| Dataset rows |
##############################
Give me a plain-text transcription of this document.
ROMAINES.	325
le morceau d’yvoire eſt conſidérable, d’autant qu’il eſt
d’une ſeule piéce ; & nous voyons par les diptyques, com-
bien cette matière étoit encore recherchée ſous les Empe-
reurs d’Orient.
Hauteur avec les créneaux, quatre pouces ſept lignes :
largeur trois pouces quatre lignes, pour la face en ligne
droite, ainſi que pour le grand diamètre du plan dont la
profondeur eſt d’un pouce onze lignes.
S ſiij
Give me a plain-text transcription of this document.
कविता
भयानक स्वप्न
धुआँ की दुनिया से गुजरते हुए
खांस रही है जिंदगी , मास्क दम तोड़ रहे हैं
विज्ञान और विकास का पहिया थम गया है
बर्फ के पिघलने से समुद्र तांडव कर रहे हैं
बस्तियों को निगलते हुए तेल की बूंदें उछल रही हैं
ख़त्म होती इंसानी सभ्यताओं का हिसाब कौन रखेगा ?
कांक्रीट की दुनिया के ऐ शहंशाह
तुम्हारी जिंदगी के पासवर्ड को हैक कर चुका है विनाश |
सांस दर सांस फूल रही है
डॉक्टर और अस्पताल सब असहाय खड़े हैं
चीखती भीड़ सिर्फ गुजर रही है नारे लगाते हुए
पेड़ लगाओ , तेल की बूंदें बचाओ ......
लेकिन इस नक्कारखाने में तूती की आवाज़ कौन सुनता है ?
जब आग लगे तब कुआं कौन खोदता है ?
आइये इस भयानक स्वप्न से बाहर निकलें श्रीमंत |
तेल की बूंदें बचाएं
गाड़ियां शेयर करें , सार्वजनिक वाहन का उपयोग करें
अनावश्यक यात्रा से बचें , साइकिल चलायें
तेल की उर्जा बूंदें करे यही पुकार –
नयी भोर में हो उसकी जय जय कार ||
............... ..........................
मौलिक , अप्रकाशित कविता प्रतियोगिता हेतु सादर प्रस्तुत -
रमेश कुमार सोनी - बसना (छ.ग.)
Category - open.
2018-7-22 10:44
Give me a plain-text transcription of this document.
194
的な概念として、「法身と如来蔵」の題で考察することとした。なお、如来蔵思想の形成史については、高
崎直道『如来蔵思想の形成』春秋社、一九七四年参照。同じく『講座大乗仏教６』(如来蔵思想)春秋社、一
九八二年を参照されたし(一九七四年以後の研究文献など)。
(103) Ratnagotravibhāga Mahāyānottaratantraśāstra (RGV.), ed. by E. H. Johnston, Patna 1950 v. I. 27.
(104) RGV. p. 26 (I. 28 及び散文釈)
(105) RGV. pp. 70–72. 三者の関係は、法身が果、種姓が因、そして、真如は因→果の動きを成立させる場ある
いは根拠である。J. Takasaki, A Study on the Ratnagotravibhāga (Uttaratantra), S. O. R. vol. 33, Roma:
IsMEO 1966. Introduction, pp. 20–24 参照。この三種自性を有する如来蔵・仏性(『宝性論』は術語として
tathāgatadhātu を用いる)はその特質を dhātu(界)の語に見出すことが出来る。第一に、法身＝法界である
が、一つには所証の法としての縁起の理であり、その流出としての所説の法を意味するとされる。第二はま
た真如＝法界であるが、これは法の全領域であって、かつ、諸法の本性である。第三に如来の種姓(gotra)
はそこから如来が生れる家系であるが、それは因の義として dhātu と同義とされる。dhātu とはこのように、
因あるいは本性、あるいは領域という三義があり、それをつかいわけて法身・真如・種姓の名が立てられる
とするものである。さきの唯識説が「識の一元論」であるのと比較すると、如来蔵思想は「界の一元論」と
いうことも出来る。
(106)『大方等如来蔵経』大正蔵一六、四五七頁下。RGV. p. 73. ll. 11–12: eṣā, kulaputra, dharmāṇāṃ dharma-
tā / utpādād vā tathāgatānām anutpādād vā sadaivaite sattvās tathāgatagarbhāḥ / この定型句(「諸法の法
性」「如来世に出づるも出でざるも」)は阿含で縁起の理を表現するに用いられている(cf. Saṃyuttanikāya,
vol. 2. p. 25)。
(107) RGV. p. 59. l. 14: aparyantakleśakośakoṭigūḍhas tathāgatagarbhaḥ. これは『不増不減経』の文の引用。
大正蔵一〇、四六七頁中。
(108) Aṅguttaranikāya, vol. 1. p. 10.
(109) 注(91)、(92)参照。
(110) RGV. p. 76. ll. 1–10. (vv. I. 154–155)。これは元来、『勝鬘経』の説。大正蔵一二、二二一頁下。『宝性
##############################
Copy all lines from the material that include "quatre".

Hauteur avec les créneaux, quatre pouces ſept lignes :
largeur trois pouces quatre lignes, pour la face en ligne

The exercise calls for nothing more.